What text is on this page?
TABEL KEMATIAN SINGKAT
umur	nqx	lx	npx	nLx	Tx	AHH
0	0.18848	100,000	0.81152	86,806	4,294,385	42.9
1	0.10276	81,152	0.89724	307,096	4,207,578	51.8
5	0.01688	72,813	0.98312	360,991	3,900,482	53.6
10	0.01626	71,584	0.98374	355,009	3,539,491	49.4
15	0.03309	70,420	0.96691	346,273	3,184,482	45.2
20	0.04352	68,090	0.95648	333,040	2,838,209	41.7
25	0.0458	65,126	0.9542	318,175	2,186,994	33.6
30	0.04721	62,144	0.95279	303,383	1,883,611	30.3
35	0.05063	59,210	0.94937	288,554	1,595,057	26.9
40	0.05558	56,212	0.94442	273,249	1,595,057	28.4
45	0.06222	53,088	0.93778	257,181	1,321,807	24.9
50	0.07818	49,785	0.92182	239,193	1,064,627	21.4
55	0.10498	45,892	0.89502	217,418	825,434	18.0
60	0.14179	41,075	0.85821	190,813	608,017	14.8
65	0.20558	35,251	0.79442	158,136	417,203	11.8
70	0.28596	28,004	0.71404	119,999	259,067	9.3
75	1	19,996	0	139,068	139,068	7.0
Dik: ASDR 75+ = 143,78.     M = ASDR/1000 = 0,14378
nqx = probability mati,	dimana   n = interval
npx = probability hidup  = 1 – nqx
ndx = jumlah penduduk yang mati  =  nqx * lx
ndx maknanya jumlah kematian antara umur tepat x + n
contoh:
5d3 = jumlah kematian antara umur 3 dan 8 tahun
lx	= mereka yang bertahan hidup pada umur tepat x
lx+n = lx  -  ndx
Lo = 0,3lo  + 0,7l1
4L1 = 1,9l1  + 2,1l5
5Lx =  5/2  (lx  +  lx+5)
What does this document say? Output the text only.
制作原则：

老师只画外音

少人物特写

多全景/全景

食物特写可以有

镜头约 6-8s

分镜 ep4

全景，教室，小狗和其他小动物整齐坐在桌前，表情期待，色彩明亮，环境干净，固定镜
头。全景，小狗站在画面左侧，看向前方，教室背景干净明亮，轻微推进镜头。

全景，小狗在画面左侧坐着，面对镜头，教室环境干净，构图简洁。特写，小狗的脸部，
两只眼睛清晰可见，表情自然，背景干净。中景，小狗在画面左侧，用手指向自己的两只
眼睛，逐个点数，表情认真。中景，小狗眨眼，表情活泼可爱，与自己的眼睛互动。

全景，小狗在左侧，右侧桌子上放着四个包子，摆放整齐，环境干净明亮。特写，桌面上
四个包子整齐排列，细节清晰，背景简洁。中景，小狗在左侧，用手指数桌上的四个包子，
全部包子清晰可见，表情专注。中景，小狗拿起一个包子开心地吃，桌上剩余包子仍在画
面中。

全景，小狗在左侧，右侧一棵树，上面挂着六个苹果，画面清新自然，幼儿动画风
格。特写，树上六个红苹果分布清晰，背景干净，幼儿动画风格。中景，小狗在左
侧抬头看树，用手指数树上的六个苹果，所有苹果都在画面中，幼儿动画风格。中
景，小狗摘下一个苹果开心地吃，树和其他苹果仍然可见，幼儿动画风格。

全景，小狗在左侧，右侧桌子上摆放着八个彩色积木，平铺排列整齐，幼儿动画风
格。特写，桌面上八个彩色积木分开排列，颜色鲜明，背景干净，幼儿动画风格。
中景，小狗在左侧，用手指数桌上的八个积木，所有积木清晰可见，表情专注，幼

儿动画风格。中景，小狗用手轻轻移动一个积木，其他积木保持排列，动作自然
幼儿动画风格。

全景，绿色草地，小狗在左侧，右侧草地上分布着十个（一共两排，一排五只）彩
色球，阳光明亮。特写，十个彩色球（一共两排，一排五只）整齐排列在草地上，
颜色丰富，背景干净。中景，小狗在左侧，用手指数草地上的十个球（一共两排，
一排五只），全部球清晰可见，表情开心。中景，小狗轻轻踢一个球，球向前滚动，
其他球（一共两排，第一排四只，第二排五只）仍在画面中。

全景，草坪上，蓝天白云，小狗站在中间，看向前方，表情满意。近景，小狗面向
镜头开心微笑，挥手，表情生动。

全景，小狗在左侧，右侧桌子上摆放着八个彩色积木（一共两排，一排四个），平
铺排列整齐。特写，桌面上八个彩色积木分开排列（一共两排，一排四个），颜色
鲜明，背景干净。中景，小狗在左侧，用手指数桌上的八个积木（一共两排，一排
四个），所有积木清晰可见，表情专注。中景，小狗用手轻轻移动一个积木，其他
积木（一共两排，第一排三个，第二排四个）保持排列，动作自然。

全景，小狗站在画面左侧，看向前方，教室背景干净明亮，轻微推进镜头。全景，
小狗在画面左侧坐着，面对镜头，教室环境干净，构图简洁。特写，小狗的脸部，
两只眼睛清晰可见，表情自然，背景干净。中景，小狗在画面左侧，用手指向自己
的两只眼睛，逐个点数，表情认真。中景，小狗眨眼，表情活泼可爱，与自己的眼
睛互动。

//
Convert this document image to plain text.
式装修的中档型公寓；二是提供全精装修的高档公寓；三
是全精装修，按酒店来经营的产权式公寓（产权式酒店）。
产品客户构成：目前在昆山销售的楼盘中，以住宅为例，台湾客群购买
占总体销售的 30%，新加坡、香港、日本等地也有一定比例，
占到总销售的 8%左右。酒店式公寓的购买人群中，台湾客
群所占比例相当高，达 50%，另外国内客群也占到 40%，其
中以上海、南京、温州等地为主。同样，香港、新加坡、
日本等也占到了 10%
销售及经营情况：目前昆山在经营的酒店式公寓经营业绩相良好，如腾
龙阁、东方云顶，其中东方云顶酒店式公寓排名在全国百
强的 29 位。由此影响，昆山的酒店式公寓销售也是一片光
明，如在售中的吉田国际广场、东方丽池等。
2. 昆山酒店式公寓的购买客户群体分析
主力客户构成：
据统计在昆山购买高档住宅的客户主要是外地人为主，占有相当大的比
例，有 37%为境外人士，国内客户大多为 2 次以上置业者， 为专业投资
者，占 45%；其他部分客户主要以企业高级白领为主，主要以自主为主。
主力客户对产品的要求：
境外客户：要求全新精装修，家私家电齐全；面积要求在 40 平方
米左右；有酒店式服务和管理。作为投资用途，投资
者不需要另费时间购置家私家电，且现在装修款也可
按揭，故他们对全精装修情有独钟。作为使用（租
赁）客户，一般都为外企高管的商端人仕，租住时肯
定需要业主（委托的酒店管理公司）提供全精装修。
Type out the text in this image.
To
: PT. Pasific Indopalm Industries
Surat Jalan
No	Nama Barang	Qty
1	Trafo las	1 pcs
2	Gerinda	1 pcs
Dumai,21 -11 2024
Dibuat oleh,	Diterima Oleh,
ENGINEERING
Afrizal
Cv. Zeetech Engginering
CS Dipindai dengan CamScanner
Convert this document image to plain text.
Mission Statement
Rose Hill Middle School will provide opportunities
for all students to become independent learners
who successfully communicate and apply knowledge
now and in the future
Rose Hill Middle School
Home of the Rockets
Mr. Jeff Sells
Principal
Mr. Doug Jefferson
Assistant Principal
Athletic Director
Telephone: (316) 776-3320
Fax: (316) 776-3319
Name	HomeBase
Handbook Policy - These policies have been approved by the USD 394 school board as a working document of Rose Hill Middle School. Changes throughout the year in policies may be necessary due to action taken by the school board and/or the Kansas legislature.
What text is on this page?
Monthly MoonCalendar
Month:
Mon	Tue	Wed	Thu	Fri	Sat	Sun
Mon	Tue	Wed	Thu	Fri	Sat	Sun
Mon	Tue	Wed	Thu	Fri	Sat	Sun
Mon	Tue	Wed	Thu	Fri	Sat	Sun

*JOB:*
Write out all the entries exactly.

*TASK SOLUTION:*
What text is on this page?
TABEL KEMATIAN SINGKAT
umur	nqx	lx	npx	nLx	Tx	AHH
0	0.18848	100,000	0.81152	86,806	4,294,385	42.9
1	0.10276	81,152	0.89724	307,096	4,207,578	51.8
5	0.01688	72,813	0.98312	360,991	3,900,482	53.6
10	0.01626	71,584	0.98374	355,009	3,539,491	49.4
15	0.03309	70,420	0.96691	346,273	3,184,482	45.2
20	0.04352	68,090	0.95648	333,040	2,838,209	41.7
25	0.0458	65,126	0.9542	318,175	2,186,994	33.6
30	0.04721	62,144	0.95279	303,383	1,883,611	30.3
35	0.05063	59,210	0.94937	288,554	1,595,057	26.9
40	0.05558	56,212	0.94442	273,249	1,595,057	28.4
45	0.06222	53,088	0.93778	257,181	1,321,807	24.9
50	0.07818	49,785	0.92182	239,193	1,064,627	21.4
55	0.10498	45,892	0.89502	217,418	825,434	18.0
60	0.14179	41,075	0.85821	190,813	608,017	14.8
65	0.20558	35,251	0.79442	158,136	417,203	11.8
70	0.28596	28,004	0.71404	119,999	259,067	9.3
75	1	19,996	0	139,068	139,068	7.0
Dik: ASDR 75+ = 143,78.     M = ASDR/1000 = 0,14378
nqx = probability mati,	dimana   n = interval
npx = probability hidup  = 1 – nqx
ndx = jumlah penduduk yang mati  =  nqx * lx
ndx maknanya jumlah kematian antara umur tepat x + n
contoh:
5d3 = jumlah kematian antara umur 3 dan 8 tahun
lx	= mereka yang bertahan hidup pada umur tepat x
lx+n = lx  -  ndx
Lo = 0,3lo  + 0,7l1
4L1 = 1,9l1  + 2,1l5
5Lx =  5/2  (lx  +  lx+5)
What does this document say? Output the text only.
制作原则：

老师只画外音

少人物特写

多全景/全景

食物特写可以有

镜头约 6-8s

分镜 ep4

全景，教室，小狗和其他小动物整齐坐在桌前，表情期待，色彩明亮，环境干净，固定镜
头。全景，小狗站在画面左侧，看向前方，教室背景干净明亮，轻微推进镜头。

全景，小狗在画面左侧坐着，面对镜头，教室环境干净，构图简洁。特写，小狗的脸部，
两只眼睛清晰可见，表情自然，背景干净。中景，小狗在画面左侧，用手指向自己的两只
眼睛，逐个点数，表情认真。中景，小狗眨眼，表情活泼可爱，与自己的眼睛互动。

全景，小狗在左侧，右侧桌子上放着四个包子，摆放整齐，环境干净明亮。特写，桌面上
四个包子整齐排列，细节清晰，背景简洁。中景，小狗在左侧，用手指数桌上的四个包子，
全部包子清晰可见，表情专注。中景，小狗拿起一个包子开心地吃，桌上剩余包子仍在画
面中。

全景，小狗在左侧，右侧一棵树，上面挂着六个苹果，画面清新自然，幼儿动画风
格。特写，树上六个红苹果分布清晰，背景干净，幼儿动画风格。中景，小狗在左
侧抬头看树，用手指数树上的六个苹果，所有苹果都在画面中，幼儿动画风格。中
景，小狗摘下一个苹果开心地吃，树和其他苹果仍然可见，幼儿动画风格。

全景，小狗在左侧，右侧桌子上摆放着八个彩色积木，平铺排列整齐，幼儿动画风
格。特写，桌面上八个彩色积木分开排列，颜色鲜明，背景干净，幼儿动画风格。
中景，小狗在左侧，用手指数桌上的八个积木，所有积木清晰可见，表情专注，幼

儿动画风格。中景，小狗用手轻轻移动一个积木，其他积木保持排列，动作自然
幼儿动画风格。

全景，绿色草地，小狗在左侧，右侧草地上分布着十个（一共两排，一排五只）彩
色球，阳光明亮。特写，十个彩色球（一共两排，一排五只）整齐排列在草地上，
颜色丰富，背景干净。中景，小狗在左侧，用手指数草地上的十个球（一共两排，
一排五只），全部球清晰可见，表情开心。中景，小狗轻轻踢一个球，球向前滚动，
其他球（一共两排，第一排四只，第二排五只）仍在画面中。

全景，草坪上，蓝天白云，小狗站在中间，看向前方，表情满意。近景，小狗面向
镜头开心微笑，挥手，表情生动。

全景，小狗在左侧，右侧桌子上摆放着八个彩色积木（一共两排，一排四个），平
铺排列整齐。特写，桌面上八个彩色积木分开排列（一共两排，一排四个），颜色
鲜明，背景干净。中景，小狗在左侧，用手指数桌上的八个积木（一共两排，一排
四个），所有积木清晰可见，表情专注。中景，小狗用手轻轻移动一个积木，其他
积木（一共两排，第一排三个，第二排四个）保持排列，动作自然。

全景，小狗站在画面左侧，看向前方，教室背景干净明亮，轻微推进镜头。全景，
小狗在画面左侧坐着，面对镜头，教室环境干净，构图简洁。特写，小狗的脸部，
两只眼睛清晰可见，表情自然，背景干净。中景，小狗在画面左侧，用手指向自己
的两只眼睛，逐个点数，表情认真。中景，小狗眨眼，表情活泼可爱，与自己的眼
睛互动。

//
Convert this document image to plain text.
式装修的中档型公寓；二是提供全精装修的高档公寓；三
是全精装修，按酒店来经营的产权式公寓（产权式酒店）。
产品客户构成：目前在昆山销售的楼盘中，以住宅为例，台湾客群购买
占总体销售的 30%，新加坡、香港、日本等地也有一定比例，
占到总销售的 8%左右。酒店式公寓的购买人群中，台湾客
群所占比例相当高，达 50%，另外国内客群也占到 40%，其
中以上海、南京、温州等地为主。同样，香港、新加坡、
日本等也占到了 10%
销售及经营情况：目前昆山在经营的酒店式公寓经营业绩相良好，如腾
龙阁、东方云顶，其中东方云顶酒店式公寓排名在全国百
强的 29 位。由此影响，昆山的酒店式公寓销售也是一片光
明，如在售中的吉田国际广场、东方丽池等。
2. 昆山酒店式公寓的购买客户群体分析
主力客户构成：
据统计在昆山购买高档住宅的客户主要是外地人为主，占有相当大的比
例，有 37%为境外人士，国内客户大多为 2 次以上置业者， 为专业投资
者，占 45%；其他部分客户主要以企业高级白领为主，主要以自主为主。
主力客户对产品的要求：
境外客户：要求全新精装修，家私家电齐全；面积要求在 40 平方
米左右；有酒店式服务和管理。作为投资用途，投资
者不需要另费时间购置家私家电，且现在装修款也可
按揭，故他们对全精装修情有独钟。作为使用（租
赁）客户，一般都为外企高管的商端人仕，租住时肯
定需要业主（委托的酒店管理公司）提供全精装修。
Type out the text in this image.
To
: PT. Pasific Indopalm Industries
Surat Jalan
No	Nama Barang	Qty
1	Trafo las	1 pcs
2	Gerinda	1 pcs
Dumai,21 -11 2024
Dibuat oleh,	Diterima Oleh,
ENGINEERING
Afrizal
Cv. Zeetech Engginering
CS Dipindai dengan CamScanner
Convert this document image to plain text.
Mission Statement
Rose Hill Middle School will provide opportunities
for all students to become independent learners
who successfully communicate and apply knowledge
now and in the future
Rose Hill Middle School
Home of the Rockets
Mr. Jeff Sells
Principal
Mr. Doug Jefferson
Assistant Principal
Athletic Director
Telephone: (316) 776-3320
Fax: (316) 776-3319
Name	HomeBase
Handbook Policy - These policies have been approved by the USD 394 school board as a working document of Rose Hill Middle School. Changes throughout the year in policies may be necessary due to action taken by the school board and/or the Kansas legislature.
What text is on this page?
Monthly MoonCalendar
Month:
Mon	Tue	Wed	Thu	Fri	Sat	Sun
Mon	Tue	Wed	Thu	Fri	Sat	Sun
Mon	Tue	Wed	Thu	Fri	Sat	Sun
Mon	Tue	Wed	Thu	Fri	Sat	Sun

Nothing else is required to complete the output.